Goal =>
Note each line that includes the word "табу". Copy those lines.

Excerpted data =>
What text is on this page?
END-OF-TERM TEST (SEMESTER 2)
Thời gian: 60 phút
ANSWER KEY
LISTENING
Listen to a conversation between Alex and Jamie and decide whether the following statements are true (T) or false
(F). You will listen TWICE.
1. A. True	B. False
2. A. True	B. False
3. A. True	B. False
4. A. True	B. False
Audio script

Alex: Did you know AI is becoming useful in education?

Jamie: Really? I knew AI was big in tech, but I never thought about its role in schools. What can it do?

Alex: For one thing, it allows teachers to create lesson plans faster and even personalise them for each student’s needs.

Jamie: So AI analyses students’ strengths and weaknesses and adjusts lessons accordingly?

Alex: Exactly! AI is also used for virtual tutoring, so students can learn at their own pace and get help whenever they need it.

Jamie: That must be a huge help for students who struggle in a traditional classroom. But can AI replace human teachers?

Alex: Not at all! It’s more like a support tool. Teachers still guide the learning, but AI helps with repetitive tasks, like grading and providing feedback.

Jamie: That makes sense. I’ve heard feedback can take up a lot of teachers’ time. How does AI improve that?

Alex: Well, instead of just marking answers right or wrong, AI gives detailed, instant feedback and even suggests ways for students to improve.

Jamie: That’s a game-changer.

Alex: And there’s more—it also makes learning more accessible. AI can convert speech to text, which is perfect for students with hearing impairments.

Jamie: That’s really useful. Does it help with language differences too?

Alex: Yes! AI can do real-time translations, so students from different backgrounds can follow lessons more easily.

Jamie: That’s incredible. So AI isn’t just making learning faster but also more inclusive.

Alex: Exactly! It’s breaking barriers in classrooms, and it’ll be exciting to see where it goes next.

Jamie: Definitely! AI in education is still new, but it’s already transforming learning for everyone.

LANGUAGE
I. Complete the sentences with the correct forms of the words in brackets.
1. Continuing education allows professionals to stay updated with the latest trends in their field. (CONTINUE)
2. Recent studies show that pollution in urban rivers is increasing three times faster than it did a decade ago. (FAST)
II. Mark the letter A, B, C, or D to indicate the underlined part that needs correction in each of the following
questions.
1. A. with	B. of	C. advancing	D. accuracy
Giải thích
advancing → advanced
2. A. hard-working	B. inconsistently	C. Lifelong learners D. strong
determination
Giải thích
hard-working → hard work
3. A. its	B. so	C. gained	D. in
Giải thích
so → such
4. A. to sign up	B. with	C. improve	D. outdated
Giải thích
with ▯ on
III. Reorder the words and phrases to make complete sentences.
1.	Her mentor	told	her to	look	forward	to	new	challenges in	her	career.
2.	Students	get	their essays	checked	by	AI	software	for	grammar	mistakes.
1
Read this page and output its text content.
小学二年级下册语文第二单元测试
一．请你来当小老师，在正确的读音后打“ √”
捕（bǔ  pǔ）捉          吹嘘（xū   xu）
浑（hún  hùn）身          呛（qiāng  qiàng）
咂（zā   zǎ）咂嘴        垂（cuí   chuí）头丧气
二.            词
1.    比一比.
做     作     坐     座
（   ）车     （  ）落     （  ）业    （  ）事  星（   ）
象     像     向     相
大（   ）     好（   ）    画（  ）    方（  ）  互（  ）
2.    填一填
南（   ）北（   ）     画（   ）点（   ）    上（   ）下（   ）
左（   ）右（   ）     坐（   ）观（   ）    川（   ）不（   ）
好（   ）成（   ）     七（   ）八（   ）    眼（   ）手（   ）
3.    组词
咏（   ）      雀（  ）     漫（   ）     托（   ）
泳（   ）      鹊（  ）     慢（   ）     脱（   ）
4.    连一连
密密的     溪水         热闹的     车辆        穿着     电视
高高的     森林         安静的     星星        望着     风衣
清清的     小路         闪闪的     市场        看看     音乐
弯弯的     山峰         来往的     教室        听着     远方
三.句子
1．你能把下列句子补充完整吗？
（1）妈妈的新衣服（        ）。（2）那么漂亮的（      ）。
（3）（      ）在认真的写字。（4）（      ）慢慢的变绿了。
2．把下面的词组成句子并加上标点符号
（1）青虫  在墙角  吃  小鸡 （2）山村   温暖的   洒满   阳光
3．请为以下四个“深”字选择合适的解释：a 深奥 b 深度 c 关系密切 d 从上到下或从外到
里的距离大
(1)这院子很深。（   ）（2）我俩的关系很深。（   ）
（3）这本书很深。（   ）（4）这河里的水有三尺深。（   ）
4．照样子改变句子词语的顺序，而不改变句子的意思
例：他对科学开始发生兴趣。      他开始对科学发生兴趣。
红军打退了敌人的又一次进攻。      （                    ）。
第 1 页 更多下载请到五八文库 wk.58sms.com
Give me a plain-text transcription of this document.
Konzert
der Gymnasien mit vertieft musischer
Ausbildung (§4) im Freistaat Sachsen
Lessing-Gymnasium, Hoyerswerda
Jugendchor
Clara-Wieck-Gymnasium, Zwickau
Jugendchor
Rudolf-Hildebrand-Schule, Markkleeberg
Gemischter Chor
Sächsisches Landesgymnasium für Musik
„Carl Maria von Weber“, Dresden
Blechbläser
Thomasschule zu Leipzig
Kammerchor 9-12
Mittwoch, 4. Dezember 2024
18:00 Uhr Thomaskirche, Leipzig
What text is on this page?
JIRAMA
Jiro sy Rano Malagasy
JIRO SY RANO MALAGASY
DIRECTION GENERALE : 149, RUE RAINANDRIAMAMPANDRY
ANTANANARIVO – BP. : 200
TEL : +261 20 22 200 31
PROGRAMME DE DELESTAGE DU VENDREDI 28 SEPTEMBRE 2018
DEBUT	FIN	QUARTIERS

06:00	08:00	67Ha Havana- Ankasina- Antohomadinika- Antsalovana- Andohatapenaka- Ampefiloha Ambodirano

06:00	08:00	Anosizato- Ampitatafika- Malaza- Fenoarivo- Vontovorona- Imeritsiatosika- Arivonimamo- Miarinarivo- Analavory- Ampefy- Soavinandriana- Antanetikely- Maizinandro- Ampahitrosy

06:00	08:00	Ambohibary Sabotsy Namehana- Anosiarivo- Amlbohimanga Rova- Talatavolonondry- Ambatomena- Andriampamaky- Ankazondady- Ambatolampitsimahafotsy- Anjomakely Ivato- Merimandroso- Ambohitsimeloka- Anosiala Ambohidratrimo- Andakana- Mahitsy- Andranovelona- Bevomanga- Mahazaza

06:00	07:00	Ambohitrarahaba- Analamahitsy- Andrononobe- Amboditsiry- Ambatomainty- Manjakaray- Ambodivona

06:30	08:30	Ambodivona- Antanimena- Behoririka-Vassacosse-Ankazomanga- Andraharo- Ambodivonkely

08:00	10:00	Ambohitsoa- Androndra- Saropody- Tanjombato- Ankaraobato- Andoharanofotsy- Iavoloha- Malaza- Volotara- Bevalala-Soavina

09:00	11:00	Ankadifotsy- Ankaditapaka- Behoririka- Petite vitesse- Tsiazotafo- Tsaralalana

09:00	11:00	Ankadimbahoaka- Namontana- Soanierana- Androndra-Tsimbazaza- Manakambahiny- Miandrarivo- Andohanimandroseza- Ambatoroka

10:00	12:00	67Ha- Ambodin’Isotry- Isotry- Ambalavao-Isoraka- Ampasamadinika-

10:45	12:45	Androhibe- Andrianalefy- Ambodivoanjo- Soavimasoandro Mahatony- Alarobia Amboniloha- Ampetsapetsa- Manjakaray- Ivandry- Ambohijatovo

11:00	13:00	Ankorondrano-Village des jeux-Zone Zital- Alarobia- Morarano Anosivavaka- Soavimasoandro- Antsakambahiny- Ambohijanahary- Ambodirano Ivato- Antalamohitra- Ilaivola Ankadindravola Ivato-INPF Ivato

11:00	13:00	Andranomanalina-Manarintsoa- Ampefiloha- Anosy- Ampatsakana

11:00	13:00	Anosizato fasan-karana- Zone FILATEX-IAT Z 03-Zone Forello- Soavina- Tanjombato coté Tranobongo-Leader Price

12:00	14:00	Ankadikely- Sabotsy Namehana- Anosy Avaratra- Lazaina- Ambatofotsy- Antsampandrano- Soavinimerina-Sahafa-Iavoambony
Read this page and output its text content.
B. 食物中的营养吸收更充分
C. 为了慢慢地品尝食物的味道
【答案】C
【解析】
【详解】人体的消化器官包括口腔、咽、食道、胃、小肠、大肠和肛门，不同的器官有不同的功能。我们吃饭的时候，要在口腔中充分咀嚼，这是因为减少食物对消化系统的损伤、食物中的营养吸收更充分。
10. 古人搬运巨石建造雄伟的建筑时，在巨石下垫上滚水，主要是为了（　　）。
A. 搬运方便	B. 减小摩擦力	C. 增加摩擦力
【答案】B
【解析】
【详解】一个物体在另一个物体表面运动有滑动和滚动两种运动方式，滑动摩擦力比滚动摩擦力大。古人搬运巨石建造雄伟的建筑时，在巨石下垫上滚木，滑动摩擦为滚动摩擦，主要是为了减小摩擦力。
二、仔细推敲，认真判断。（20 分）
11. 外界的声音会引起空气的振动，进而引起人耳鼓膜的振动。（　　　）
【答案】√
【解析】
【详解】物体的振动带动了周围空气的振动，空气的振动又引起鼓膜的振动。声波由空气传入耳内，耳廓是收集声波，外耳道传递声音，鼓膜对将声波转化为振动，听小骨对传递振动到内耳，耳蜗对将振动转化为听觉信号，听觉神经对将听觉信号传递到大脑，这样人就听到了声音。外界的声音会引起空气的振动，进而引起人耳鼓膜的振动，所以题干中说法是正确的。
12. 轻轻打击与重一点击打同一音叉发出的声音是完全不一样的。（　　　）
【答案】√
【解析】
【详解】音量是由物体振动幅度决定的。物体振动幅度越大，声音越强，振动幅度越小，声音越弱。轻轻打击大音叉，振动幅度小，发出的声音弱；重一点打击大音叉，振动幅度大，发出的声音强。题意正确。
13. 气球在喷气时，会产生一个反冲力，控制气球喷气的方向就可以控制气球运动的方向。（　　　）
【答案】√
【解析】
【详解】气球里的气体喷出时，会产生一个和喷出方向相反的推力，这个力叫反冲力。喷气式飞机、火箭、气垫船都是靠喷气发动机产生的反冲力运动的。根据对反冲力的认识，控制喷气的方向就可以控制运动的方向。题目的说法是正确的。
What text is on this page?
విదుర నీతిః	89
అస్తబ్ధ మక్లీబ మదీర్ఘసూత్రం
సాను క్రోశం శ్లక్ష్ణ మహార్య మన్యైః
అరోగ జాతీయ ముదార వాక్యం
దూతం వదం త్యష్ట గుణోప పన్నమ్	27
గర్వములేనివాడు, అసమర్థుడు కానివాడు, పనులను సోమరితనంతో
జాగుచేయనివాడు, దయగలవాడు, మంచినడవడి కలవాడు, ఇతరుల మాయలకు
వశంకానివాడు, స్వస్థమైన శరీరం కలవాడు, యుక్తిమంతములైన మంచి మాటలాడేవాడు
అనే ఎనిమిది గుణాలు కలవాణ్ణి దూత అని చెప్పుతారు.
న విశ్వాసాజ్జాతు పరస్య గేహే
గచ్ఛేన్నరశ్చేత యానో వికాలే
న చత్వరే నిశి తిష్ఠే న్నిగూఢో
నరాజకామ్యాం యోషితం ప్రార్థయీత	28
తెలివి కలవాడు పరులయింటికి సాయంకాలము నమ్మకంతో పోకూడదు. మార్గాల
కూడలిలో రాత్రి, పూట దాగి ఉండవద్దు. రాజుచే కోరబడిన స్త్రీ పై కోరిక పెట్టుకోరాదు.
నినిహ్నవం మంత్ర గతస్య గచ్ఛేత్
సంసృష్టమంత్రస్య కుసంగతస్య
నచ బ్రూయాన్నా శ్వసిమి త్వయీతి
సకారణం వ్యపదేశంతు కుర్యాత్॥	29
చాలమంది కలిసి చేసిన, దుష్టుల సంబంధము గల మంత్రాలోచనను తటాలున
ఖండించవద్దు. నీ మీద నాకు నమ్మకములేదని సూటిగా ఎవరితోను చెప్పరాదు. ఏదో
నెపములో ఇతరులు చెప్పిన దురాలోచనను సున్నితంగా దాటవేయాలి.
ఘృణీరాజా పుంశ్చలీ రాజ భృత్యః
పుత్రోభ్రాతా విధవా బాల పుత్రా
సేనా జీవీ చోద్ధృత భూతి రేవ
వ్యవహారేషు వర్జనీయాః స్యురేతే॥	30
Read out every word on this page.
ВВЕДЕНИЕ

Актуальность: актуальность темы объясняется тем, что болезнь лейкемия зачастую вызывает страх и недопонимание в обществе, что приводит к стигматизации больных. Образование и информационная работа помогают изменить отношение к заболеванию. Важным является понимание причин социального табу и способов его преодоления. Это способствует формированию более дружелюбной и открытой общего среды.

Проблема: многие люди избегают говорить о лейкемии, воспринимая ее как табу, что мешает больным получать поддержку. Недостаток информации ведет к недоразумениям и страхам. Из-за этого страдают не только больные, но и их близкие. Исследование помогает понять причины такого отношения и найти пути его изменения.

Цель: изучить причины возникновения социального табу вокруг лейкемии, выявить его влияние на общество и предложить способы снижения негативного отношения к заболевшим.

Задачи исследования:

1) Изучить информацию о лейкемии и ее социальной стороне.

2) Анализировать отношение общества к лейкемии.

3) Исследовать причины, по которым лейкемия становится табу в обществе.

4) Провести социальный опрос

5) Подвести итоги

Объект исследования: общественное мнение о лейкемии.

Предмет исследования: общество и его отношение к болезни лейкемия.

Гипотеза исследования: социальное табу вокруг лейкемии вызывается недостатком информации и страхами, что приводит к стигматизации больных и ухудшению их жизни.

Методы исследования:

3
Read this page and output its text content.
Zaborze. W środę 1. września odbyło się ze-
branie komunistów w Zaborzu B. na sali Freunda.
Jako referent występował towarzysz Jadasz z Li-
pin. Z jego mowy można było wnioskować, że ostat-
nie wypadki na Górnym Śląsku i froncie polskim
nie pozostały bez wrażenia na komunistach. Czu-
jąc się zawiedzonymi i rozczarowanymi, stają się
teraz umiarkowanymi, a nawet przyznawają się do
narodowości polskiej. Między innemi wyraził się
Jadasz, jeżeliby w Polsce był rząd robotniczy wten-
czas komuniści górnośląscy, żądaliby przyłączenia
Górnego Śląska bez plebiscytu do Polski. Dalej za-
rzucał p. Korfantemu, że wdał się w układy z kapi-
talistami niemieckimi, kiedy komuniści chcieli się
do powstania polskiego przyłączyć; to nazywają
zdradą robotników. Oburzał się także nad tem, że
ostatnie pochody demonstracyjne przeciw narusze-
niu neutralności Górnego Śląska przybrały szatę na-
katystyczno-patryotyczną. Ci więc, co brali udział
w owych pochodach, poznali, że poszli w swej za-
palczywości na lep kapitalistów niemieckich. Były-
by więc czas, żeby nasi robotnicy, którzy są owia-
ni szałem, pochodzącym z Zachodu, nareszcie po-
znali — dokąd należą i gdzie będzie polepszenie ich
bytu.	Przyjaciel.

Answer for this exercise =>
Актуальность: актуальность темы объясняется тем, что болезнь лейкемия зачастую вызывает страх и недопонимание в обществе, что приводит к стигматизации больных. Образование и информационная работа помогают изменить отношение к заболеванию. Важным является понимание причин социального табу и способов его преодоления. Это способствует формированию более дружелюбной и открытой общего среды.
Проблема: многие люди избегают говорить о лейкемии, воспринимая ее как табу, что мешает больным получать поддержку. Недостаток информации ведет к недоразумениям и страхам. Из-за этого страдают не только больные, но и их близкие. Исследование помогает понять причины такого отношения и найти пути его изменения.
Цель: изучить причины возникновения социального табу вокруг лейкемии, выявить его влияние на общество и предложить способы снижения негативного отношения к заболевшим.
3) Исследовать причины, по которым лейкемия становится табу в обществе.
Гипотеза исследования: социальное табу вокруг лейкемии вызывается недостатком информации и страхами, что приводит к стигматизации больных и ухудшению их жизни.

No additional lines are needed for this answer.